(Data listing)

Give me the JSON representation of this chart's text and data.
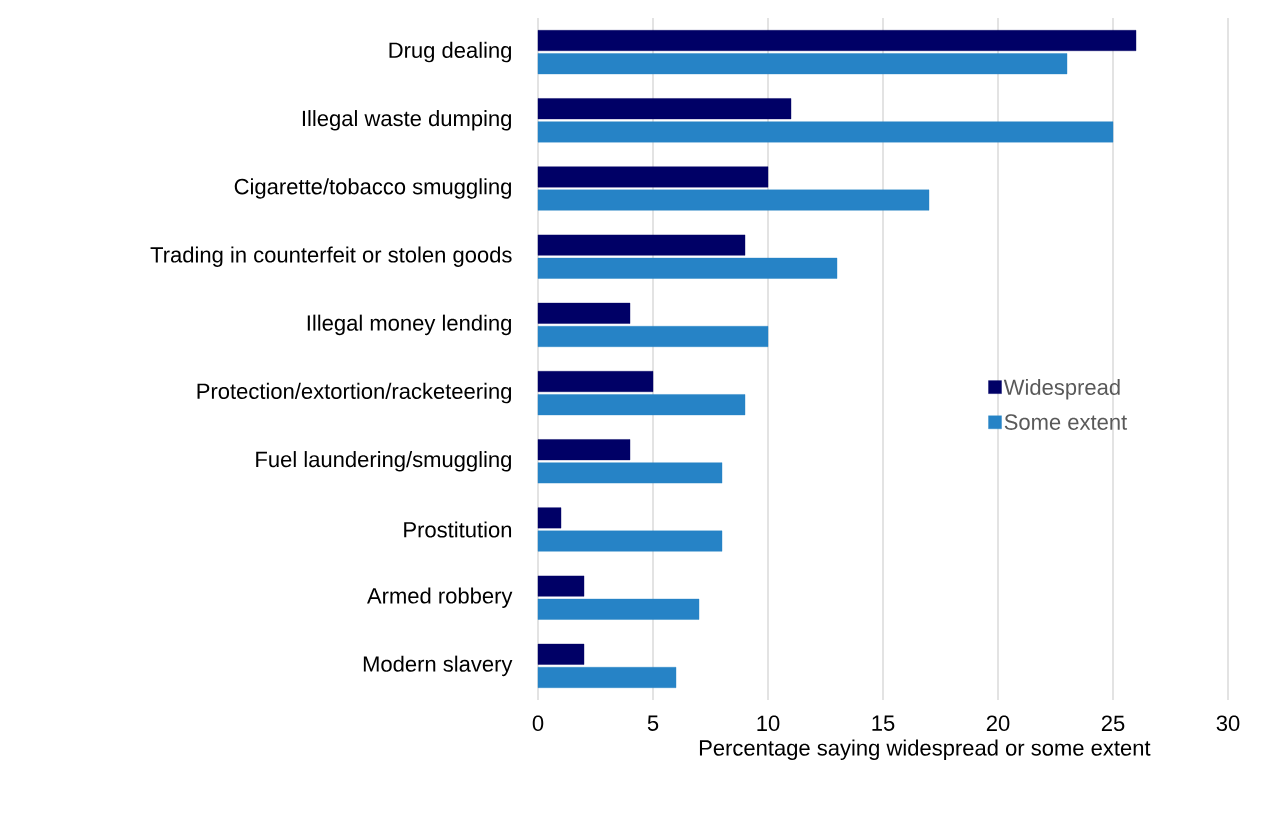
{
  "chart_data": {
    "type": "bar",
    "orientation": "horizontal",
    "xlabel": "Percentage saying widespread or some extent",
    "categories": [
      "Drug dealing",
      "Illegal waste dumping",
      "Cigarette/tobacco smuggling",
      "Trading in counterfeit or stolen goods",
      "Illegal money lending",
      "Protection/extortion/racketeering",
      "Fuel laundering/smuggling",
      "Prostitution",
      "Armed robbery",
      "Modern slavery"
    ],
    "series": [
      {
        "name": "Widespread",
        "color": "#000066",
        "values": [
          26,
          11,
          10,
          9,
          4,
          5,
          4,
          1,
          2,
          2
        ]
      },
      {
        "name": "Some extent",
        "color": "#2683c6",
        "values": [
          23,
          25,
          17,
          13,
          10,
          9,
          8,
          8,
          7,
          6
        ]
      }
    ],
    "xlim": [
      0,
      30
    ],
    "xticks": [
      0,
      5,
      10,
      15,
      20,
      25,
      30
    ],
    "grid": "x",
    "legend": "right"
  }
}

▶ **AIM OF THE EXERCISE**: All of the lines above should be retyped precisely, apart from the pictures.

▶ **EXERCISE ANSWER**:
Give me the JSON representation of this chart's text and data.
{
  "chart_data": {
    "type": "bar",
    "orientation": "horizontal",
    "xlabel": "Percentage saying widespread or some extent",
    "categories": [
      "Drug dealing",
      "Illegal waste dumping",
      "Cigarette/tobacco smuggling",
      "Trading in counterfeit or stolen goods",
      "Illegal money lending",
      "Protection/extortion/racketeering",
      "Fuel laundering/smuggling",
      "Prostitution",
      "Armed robbery",
      "Modern slavery"
    ],
    "series": [
      {
        "name": "Widespread",
        "color": "#000066",
        "values": [
          26,
          11,
          10,
          9,
          4,
          5,
          4,
          1,
          2,
          2
        ]
      },
      {
        "name": "Some extent",
        "color": "#2683c6",
        "values": [
          23,
          25,
          17,
          13,
          10,
          9,
          8,
          8,
          7,
          6
        ]
      }
    ],
    "xlim": [
      0,
      30
    ],
    "xticks": [
      0,
      5,
      10,
      15,
      20,
      25,
      30
    ],
    "grid": "x",
    "legend": "right"
  }
}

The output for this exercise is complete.